_ITEMS:_

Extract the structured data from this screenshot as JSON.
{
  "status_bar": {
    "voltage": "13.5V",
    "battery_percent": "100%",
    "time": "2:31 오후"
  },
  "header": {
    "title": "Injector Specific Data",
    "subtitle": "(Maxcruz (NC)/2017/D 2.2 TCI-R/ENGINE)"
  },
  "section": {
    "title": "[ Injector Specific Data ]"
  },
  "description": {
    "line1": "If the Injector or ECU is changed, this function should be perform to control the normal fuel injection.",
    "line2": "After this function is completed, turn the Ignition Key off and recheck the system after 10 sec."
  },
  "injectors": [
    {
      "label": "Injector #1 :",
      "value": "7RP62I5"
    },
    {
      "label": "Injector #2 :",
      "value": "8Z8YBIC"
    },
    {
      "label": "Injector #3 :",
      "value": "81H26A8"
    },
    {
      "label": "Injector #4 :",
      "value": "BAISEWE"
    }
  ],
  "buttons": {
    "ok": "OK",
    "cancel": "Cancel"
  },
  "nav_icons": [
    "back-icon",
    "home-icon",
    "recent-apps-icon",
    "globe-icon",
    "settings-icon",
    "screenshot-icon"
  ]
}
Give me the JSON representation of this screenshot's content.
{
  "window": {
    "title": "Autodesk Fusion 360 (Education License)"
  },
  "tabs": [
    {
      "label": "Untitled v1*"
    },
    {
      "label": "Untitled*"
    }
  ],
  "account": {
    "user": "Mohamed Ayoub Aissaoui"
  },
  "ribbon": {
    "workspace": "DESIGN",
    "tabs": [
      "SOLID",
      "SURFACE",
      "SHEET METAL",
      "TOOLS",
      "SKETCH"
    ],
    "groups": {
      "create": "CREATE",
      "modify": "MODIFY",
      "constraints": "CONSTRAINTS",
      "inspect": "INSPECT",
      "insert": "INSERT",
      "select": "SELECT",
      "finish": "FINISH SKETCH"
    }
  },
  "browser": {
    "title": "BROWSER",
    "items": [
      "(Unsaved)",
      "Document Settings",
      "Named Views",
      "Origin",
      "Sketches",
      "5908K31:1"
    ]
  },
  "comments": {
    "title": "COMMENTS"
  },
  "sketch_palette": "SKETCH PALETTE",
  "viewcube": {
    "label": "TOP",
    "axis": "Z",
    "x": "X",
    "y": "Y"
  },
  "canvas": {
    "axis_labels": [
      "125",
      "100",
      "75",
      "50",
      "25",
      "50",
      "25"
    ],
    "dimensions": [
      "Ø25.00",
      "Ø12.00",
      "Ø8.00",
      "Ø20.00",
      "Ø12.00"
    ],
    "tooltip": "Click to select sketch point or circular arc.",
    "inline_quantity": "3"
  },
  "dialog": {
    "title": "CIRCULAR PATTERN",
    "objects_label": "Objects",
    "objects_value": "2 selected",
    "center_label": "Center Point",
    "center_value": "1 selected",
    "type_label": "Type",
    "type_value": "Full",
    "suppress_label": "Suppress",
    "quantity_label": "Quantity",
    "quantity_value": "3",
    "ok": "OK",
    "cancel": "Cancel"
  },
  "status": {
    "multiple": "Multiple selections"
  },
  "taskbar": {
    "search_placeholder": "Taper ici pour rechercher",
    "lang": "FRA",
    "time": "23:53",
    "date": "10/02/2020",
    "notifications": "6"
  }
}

_PROBLEM DETAILS:_
Pull every line containing "screenshot" from the material above.

_SOLUTION TO THE PROBLEM:_
Extract the structured data from this screenshot as JSON.
    "screenshot-icon"
Give me the JSON representation of this screenshot's content.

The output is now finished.